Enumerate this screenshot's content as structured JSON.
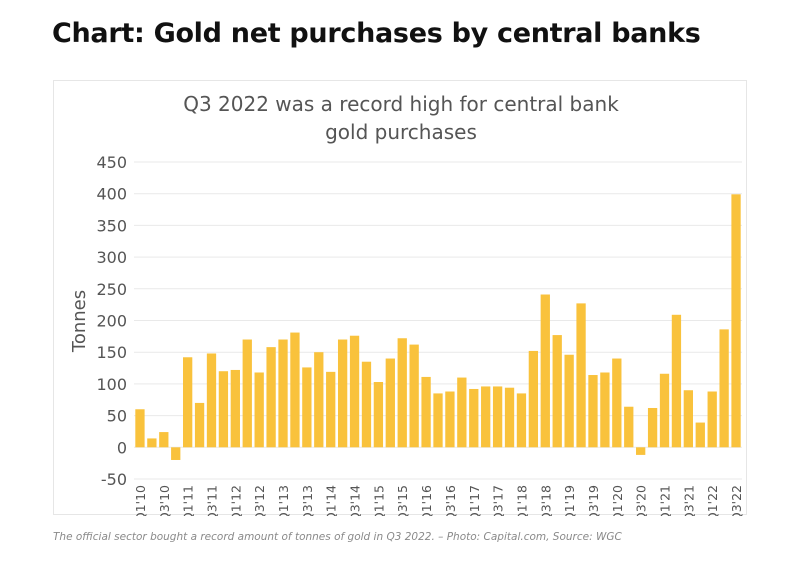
{
  "page": {
    "title": "Chart: Gold net purchases by central banks",
    "caption": "The official sector bought a record amount of tonnes of gold in Q3 2022. – Photo: Capital.com, Source: WGC"
  },
  "colors": {
    "bar": "#f9c23c",
    "grid": "#e9e9e9",
    "text": "#555555"
  },
  "chart_data": {
    "type": "bar",
    "title_lines": [
      "Q3 2022 was a record high for central bank",
      "gold purchases"
    ],
    "ylabel": "Tonnes",
    "xlabel": "",
    "ylim": [
      -50,
      450
    ],
    "yticks": [
      -50,
      0,
      50,
      100,
      150,
      200,
      250,
      300,
      350,
      400,
      450
    ],
    "grid": true,
    "categories": [
      "Q1'10",
      "Q2'10",
      "Q3'10",
      "Q4'10",
      "Q1'11",
      "Q2'11",
      "Q3'11",
      "Q4'11",
      "Q1'12",
      "Q2'12",
      "Q3'12",
      "Q4'12",
      "Q1'13",
      "Q2'13",
      "Q3'13",
      "Q4'13",
      "Q1'14",
      "Q2'14",
      "Q3'14",
      "Q4'14",
      "Q1'15",
      "Q2'15",
      "Q3'15",
      "Q4'15",
      "Q1'16",
      "Q2'16",
      "Q3'16",
      "Q4'16",
      "Q1'17",
      "Q2'17",
      "Q3'17",
      "Q4'17",
      "Q1'18",
      "Q2'18",
      "Q3'18",
      "Q4'18",
      "Q1'19",
      "Q2'19",
      "Q3'19",
      "Q4'19",
      "Q1'20",
      "Q2'20",
      "Q3'20",
      "Q4'20",
      "Q1'21",
      "Q2'21",
      "Q3'21",
      "Q4'21",
      "Q1'22",
      "Q2'22",
      "Q3'22"
    ],
    "tick_labels": [
      "Q1'10",
      "",
      "Q3'10",
      "",
      "Q1'11",
      "",
      "Q3'11",
      "",
      "Q1'12",
      "",
      "Q3'12",
      "",
      "Q1'13",
      "",
      "Q3'13",
      "",
      "Q1'14",
      "",
      "Q3'14",
      "",
      "Q1'15",
      "",
      "Q3'15",
      "",
      "Q1'16",
      "",
      "Q3'16",
      "",
      "Q1'17",
      "",
      "Q3'17",
      "",
      "Q1'18",
      "",
      "Q3'18",
      "",
      "Q1'19",
      "",
      "Q3'19",
      "",
      "Q1'20",
      "",
      "Q3'20",
      "",
      "Q1'21",
      "",
      "Q3'21",
      "",
      "Q1'22",
      "",
      "Q3'22"
    ],
    "values": [
      60,
      14,
      24,
      -20,
      142,
      70,
      148,
      120,
      122,
      170,
      118,
      158,
      170,
      181,
      126,
      150,
      119,
      170,
      176,
      135,
      103,
      140,
      172,
      162,
      111,
      85,
      88,
      110,
      92,
      96,
      96,
      94,
      85,
      152,
      241,
      177,
      146,
      227,
      114,
      118,
      140,
      64,
      -12,
      62,
      116,
      209,
      90,
      39,
      88,
      186,
      399
    ]
  }
}
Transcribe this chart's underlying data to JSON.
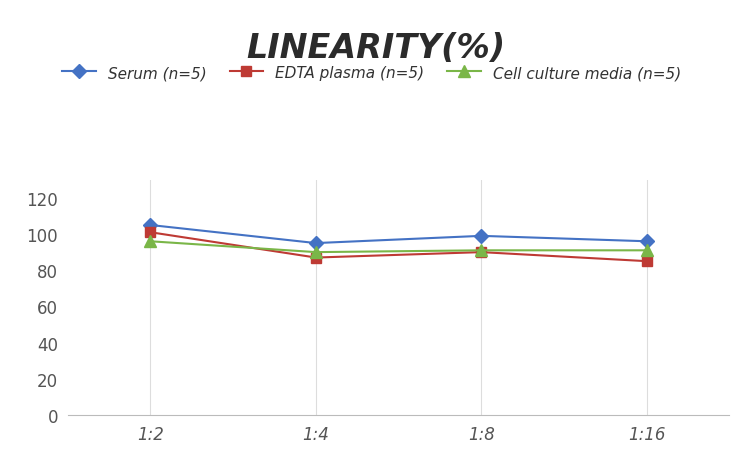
{
  "title": "LINEARITY(%)",
  "x_labels": [
    "1:2",
    "1:4",
    "1:8",
    "1:16"
  ],
  "x_positions": [
    0,
    1,
    2,
    3
  ],
  "series": [
    {
      "label": "Serum (n=5)",
      "color": "#4472C4",
      "marker": "D",
      "marker_size": 7,
      "values": [
        105,
        95,
        99,
        96
      ]
    },
    {
      "label": "EDTA plasma (n=5)",
      "color": "#BE3A34",
      "marker": "s",
      "marker_size": 7,
      "values": [
        101,
        87,
        90,
        85
      ]
    },
    {
      "label": "Cell culture media (n=5)",
      "color": "#7AB648",
      "marker": "^",
      "marker_size": 8,
      "values": [
        96,
        90,
        91,
        91
      ]
    }
  ],
  "ylim": [
    0,
    130
  ],
  "yticks": [
    0,
    20,
    40,
    60,
    80,
    100,
    120
  ],
  "grid_color": "#DDDDDD",
  "background_color": "#FFFFFF",
  "title_fontsize": 24,
  "legend_fontsize": 11,
  "tick_fontsize": 12
}
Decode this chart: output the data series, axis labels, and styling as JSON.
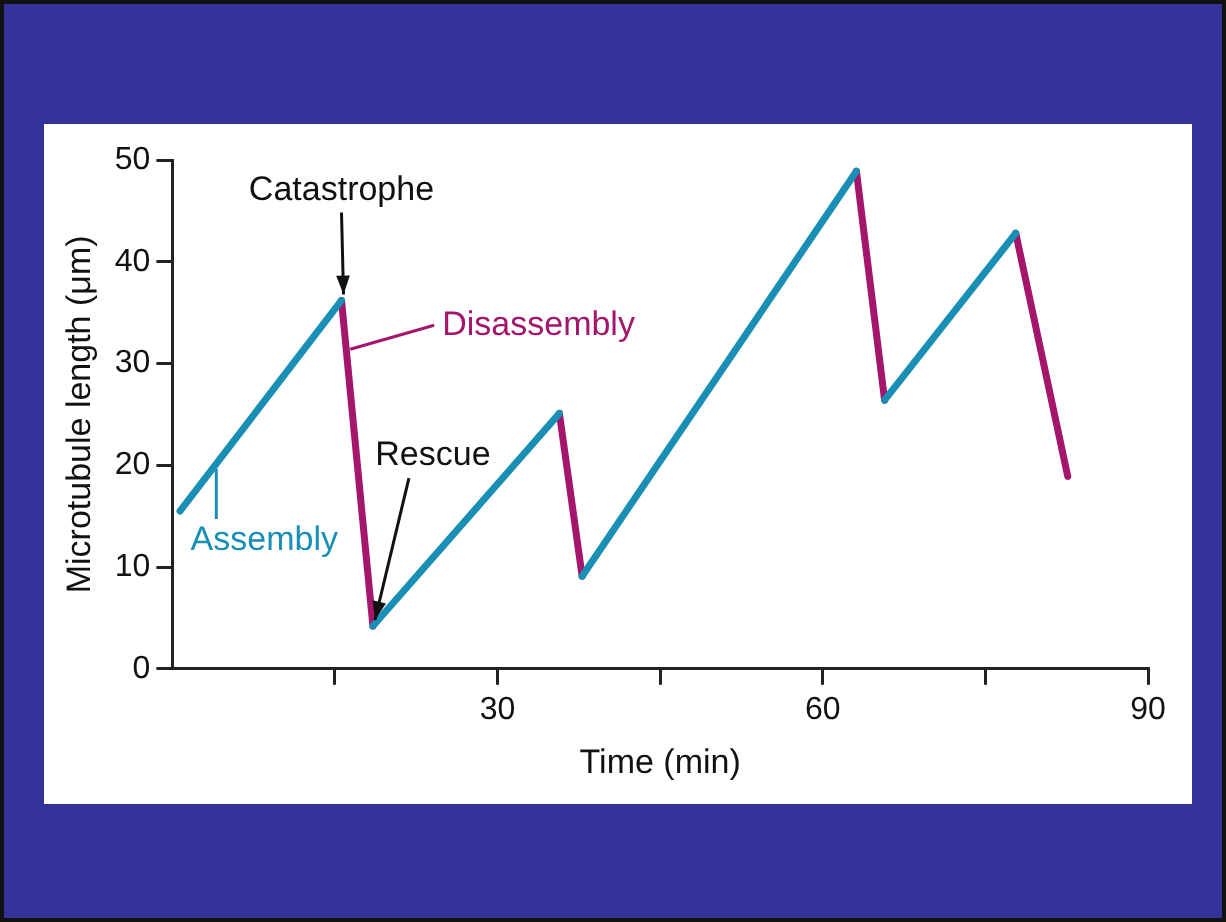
{
  "chart_data": {
    "type": "line",
    "xlabel": "Time (min)",
    "ylabel": "Microtubule length (μm)",
    "xlim": [
      0,
      90
    ],
    "xticks": [
      {
        "value": 15,
        "label": null
      },
      30,
      {
        "value": 45,
        "label": null
      },
      60,
      {
        "value": 75,
        "label": null
      },
      90
    ],
    "ylim": [
      0,
      50
    ],
    "yticks": [
      0,
      10,
      20,
      30,
      40,
      50
    ],
    "grid": false,
    "marker": "none",
    "line_style": "solid",
    "series": [
      {
        "name": "Assembly",
        "color": "#1a8fb5",
        "x": [
          0.7,
          15.6,
          17,
          18.5,
          35.7,
          36.7,
          37.8,
          63.1,
          64.4,
          65.7,
          77.8
        ],
        "values": [
          15.5,
          36.2,
          null,
          4.2,
          25.1,
          null,
          9.1,
          48.9,
          null,
          26.4,
          42.8
        ]
      },
      {
        "name": "Disassembly",
        "color": "#a3166c",
        "x": [
          15.6,
          18.5,
          27,
          35.7,
          37.8,
          50,
          63.1,
          65.7,
          71,
          77.8,
          82.6
        ],
        "values": [
          36.2,
          4.2,
          null,
          25.1,
          9.1,
          null,
          48.9,
          26.4,
          null,
          42.8,
          18.9
        ]
      }
    ],
    "annotations": [
      {
        "text": "Catastrophe",
        "x": 15.6,
        "y": 36.2
      },
      {
        "text": "Rescue",
        "x": 18.5,
        "y": 4.2
      }
    ]
  }
}
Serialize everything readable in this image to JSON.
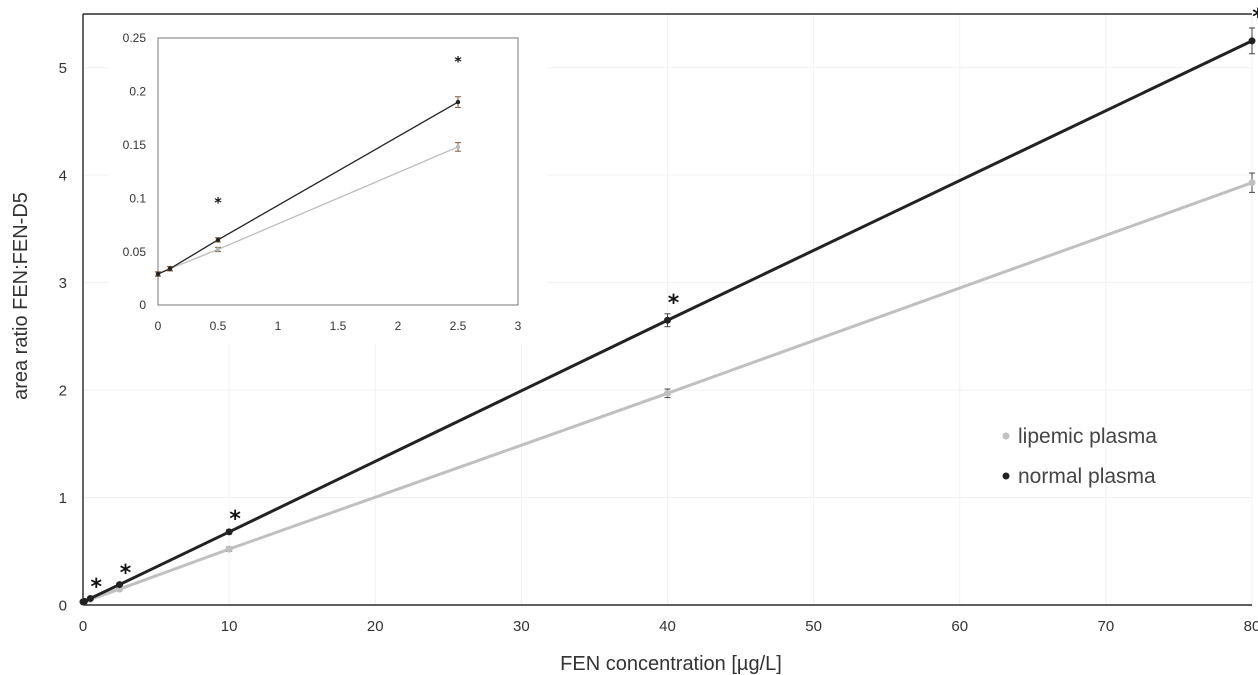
{
  "chart_data": [
    {
      "type": "line",
      "title": "",
      "xlabel": "FEN concentration [µg/L]",
      "ylabel": "area ratio FEN:FEN-D5",
      "xlim": [
        0,
        80
      ],
      "ylim": [
        0,
        5.5
      ],
      "x_ticks": [
        "0",
        "10",
        "20",
        "30",
        "40",
        "50",
        "60",
        "70",
        "80"
      ],
      "y_ticks": [
        "0",
        "1",
        "2",
        "3",
        "4",
        "5"
      ],
      "grid": "on",
      "legend_position": "right",
      "series": [
        {
          "name": "lipemic plasma",
          "color": "#c0c0c0",
          "x": [
            0,
            0.1,
            0.5,
            2.5,
            10,
            40,
            80
          ],
          "y": [
            0.029,
            0.034,
            0.052,
            0.148,
            0.52,
            1.97,
            3.93
          ],
          "err": [
            0.002,
            0.002,
            0.002,
            0.004,
            0.02,
            0.04,
            0.09
          ]
        },
        {
          "name": "normal plasma",
          "color": "#222222",
          "x": [
            0,
            0.1,
            0.5,
            2.5,
            10,
            40,
            80
          ],
          "y": [
            0.029,
            0.034,
            0.061,
            0.19,
            0.68,
            2.65,
            5.25
          ],
          "err": [
            0.002,
            0.002,
            0.002,
            0.005,
            0.02,
            0.06,
            0.12
          ]
        }
      ],
      "significance_marker": "*",
      "significance_x": [
        0.5,
        2.5,
        10,
        40,
        80
      ]
    },
    {
      "type": "line",
      "title": "",
      "xlabel": "",
      "ylabel": "",
      "xlim": [
        0,
        3
      ],
      "ylim": [
        0,
        0.25
      ],
      "x_ticks": [
        "0",
        "0.5",
        "1",
        "1.5",
        "2",
        "2.5",
        "3"
      ],
      "y_ticks": [
        "0",
        "0.05",
        "0.1",
        "0.15",
        "0.2",
        "0.25"
      ],
      "grid": "off",
      "series": [
        {
          "color": "#bbbbbb",
          "x": [
            0,
            0.1,
            0.5,
            2.5
          ],
          "y": [
            0.029,
            0.034,
            0.052,
            0.148
          ],
          "err": [
            0.002,
            0.002,
            0.002,
            0.004
          ]
        },
        {
          "color": "#222222",
          "x": [
            0,
            0.1,
            0.5,
            2.5
          ],
          "y": [
            0.029,
            0.034,
            0.061,
            0.19
          ],
          "err": [
            0.002,
            0.002,
            0.002,
            0.005
          ]
        }
      ],
      "significance_marker": "*",
      "significance_x": [
        0.5,
        2.5
      ]
    }
  ]
}
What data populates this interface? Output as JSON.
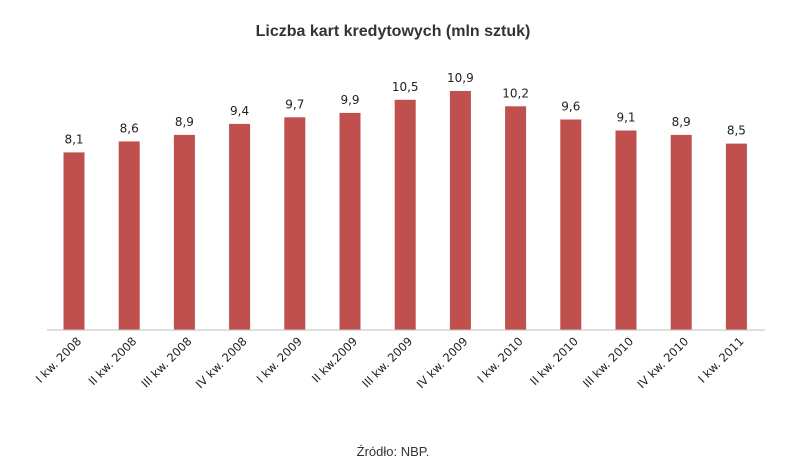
{
  "chart_data": {
    "type": "bar",
    "title": "Liczba kart kredytowych (mln sztuk)",
    "categories": [
      "I kw. 2008",
      "II kw. 2008",
      "III kw. 2008",
      "IV kw. 2008",
      "I kw. 2009",
      "II kw.2009",
      "III kw. 2009",
      "IV kw. 2009",
      "I kw. 2010",
      "II kw. 2010",
      "III kw. 2010",
      "IV kw. 2010",
      "I kw. 2011"
    ],
    "values": [
      8.1,
      8.6,
      8.9,
      9.4,
      9.7,
      9.9,
      10.5,
      10.9,
      10.2,
      9.6,
      9.1,
      8.9,
      8.5
    ],
    "value_labels": [
      "8,1",
      "8,6",
      "8,9",
      "9,4",
      "9,7",
      "9,9",
      "10,5",
      "10,9",
      "10,2",
      "9,6",
      "9,1",
      "8,9",
      "8,5"
    ],
    "ylim": [
      0,
      10.9
    ],
    "grid": false,
    "bar_color": "#c0504d",
    "source": "Źródło: NBP."
  }
}
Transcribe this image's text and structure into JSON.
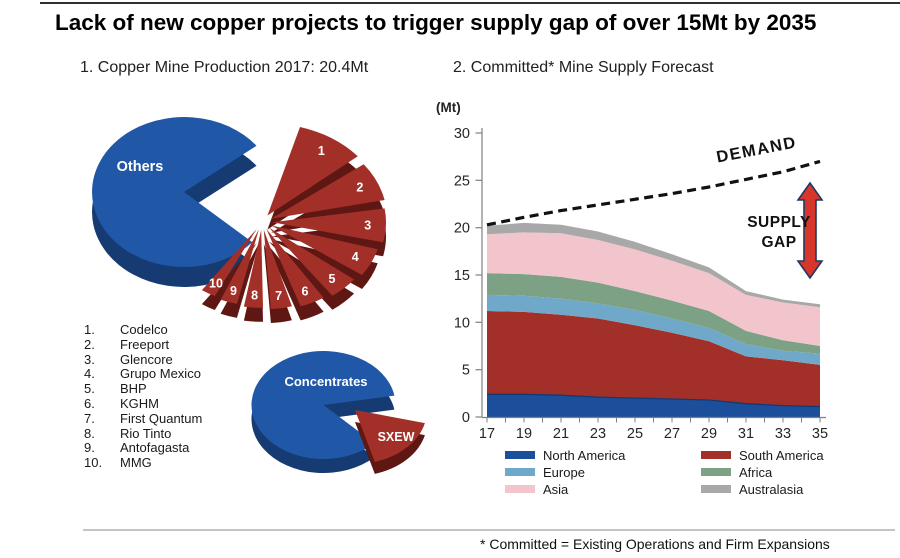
{
  "window": {
    "title": "Lack of new copper projects to trigger supply gap of over 15Mt by 2035"
  },
  "sections": {
    "left_heading": "1. Copper Mine Production 2017: 20.4Mt",
    "right_heading": "2. Committed* Mine Supply Forecast"
  },
  "footer": {
    "note": "* Committed = Existing Operations and Firm Expansions"
  },
  "pie1": {
    "others_label": "Others",
    "companies": [
      {
        "num": "1",
        "num_dot": "1.",
        "name": "Codelco"
      },
      {
        "num": "2",
        "num_dot": "2.",
        "name": "Freeport"
      },
      {
        "num": "3",
        "num_dot": "3.",
        "name": "Glencore"
      },
      {
        "num": "4",
        "num_dot": "4.",
        "name": "Grupo Mexico"
      },
      {
        "num": "5",
        "num_dot": "5.",
        "name": "BHP"
      },
      {
        "num": "6",
        "num_dot": "6.",
        "name": "KGHM"
      },
      {
        "num": "7",
        "num_dot": "7.",
        "name": "First Quantum"
      },
      {
        "num": "8",
        "num_dot": "8.",
        "name": "Rio Tinto"
      },
      {
        "num": "9",
        "num_dot": "9.",
        "name": "Antofagasta"
      },
      {
        "num": "10",
        "num_dot": "10.",
        "name": "MMG"
      }
    ]
  },
  "pie2": {
    "concentrates_label": "Concentrates",
    "sxew_label": "SXEW"
  },
  "area": {
    "unit_label": "(Mt)",
    "demand_label": "DEMAND",
    "supply_gap_line1": "SUPPLY",
    "supply_gap_line2": "GAP"
  },
  "legend": {
    "items": [
      {
        "label": "North America",
        "color": "#1B4F9C"
      },
      {
        "label": "South America",
        "color": "#A33028"
      },
      {
        "label": "Europe",
        "color": "#6FA8C9"
      },
      {
        "label": "Africa",
        "color": "#7DA184"
      },
      {
        "label": "Asia",
        "color": "#F2C4CB"
      },
      {
        "label": "Australasia",
        "color": "#A8A8A8"
      }
    ]
  },
  "colors": {
    "pie_blue": "#2157A7",
    "pie_blue_side": "#153B72",
    "pie_red": "#A23028",
    "pie_red_side": "#5E1713",
    "demand_line": "#111111",
    "gap_arrow": "#D8352B",
    "gap_arrow_outline": "#1F3864",
    "axis": "#808080"
  },
  "chart_data": [
    {
      "id": "top10_pie",
      "type": "pie",
      "title": "Copper Mine Production 2017: 20.4Mt",
      "total": "20.4Mt",
      "labels": [
        "Others",
        "Codelco",
        "Freeport",
        "Glencore",
        "Grupo Mexico",
        "BHP",
        "KGHM",
        "First Quantum",
        "Rio Tinto",
        "Antofagasta",
        "MMG"
      ],
      "values_pct_estimated": [
        55,
        8,
        6,
        5.5,
        5,
        4.5,
        4,
        3.5,
        3,
        3,
        2.5
      ]
    },
    {
      "id": "concentrates_pie",
      "type": "pie",
      "labels": [
        "Concentrates",
        "SXEW"
      ],
      "values_pct_estimated": [
        84,
        16
      ]
    },
    {
      "id": "supply_forecast",
      "type": "area",
      "title": "Committed* Mine Supply Forecast",
      "ylabel": "(Mt)",
      "ylim": [
        0,
        30
      ],
      "x": [
        17,
        19,
        21,
        23,
        25,
        27,
        29,
        31,
        33,
        35
      ],
      "y_ticks": [
        30,
        25,
        20,
        15,
        10,
        5,
        0
      ],
      "series": [
        {
          "name": "North America",
          "color": "#1B4F9C",
          "values": [
            2.4,
            2.4,
            2.3,
            2.1,
            2.0,
            1.9,
            1.8,
            1.4,
            1.2,
            1.1
          ]
        },
        {
          "name": "South America",
          "color": "#A33028",
          "values": [
            8.8,
            8.7,
            8.5,
            8.3,
            7.7,
            7.0,
            6.2,
            5.0,
            4.8,
            4.4
          ]
        },
        {
          "name": "Europe",
          "color": "#6FA8C9",
          "values": [
            1.7,
            1.7,
            1.7,
            1.6,
            1.6,
            1.5,
            1.4,
            1.3,
            1.0,
            1.2
          ]
        },
        {
          "name": "Africa",
          "color": "#7DA184",
          "values": [
            2.3,
            2.3,
            2.3,
            2.2,
            2.0,
            1.9,
            1.8,
            1.4,
            1.1,
            0.8
          ]
        },
        {
          "name": "Asia",
          "color": "#F2C4CB",
          "values": [
            4.1,
            4.4,
            4.6,
            4.5,
            4.4,
            4.2,
            4.0,
            3.8,
            4.0,
            4.1
          ]
        },
        {
          "name": "Australasia",
          "color": "#A8A8A8",
          "values": [
            0.9,
            1.0,
            0.9,
            0.9,
            0.8,
            0.7,
            0.6,
            0.4,
            0.3,
            0.3
          ]
        }
      ],
      "demand": {
        "name": "DEMAND",
        "values": [
          20.3,
          21.1,
          21.8,
          22.4,
          23.0,
          23.6,
          24.3,
          25.1,
          25.9,
          27.0
        ]
      },
      "annotations": [
        "DEMAND",
        "SUPPLY GAP"
      ],
      "legend_position": "bottom"
    }
  ]
}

.....

_Task:_
List all lines in the material containing the string "ylabel".

_Exercise solution:_
    "ylabel": "Tonnes",
    "ylabel": "Microtubule length (μm)",
      "ylabel": "area ratio FEN:FEN-D5",
      "ylabel": "",
      "ylabel": "(Mt)",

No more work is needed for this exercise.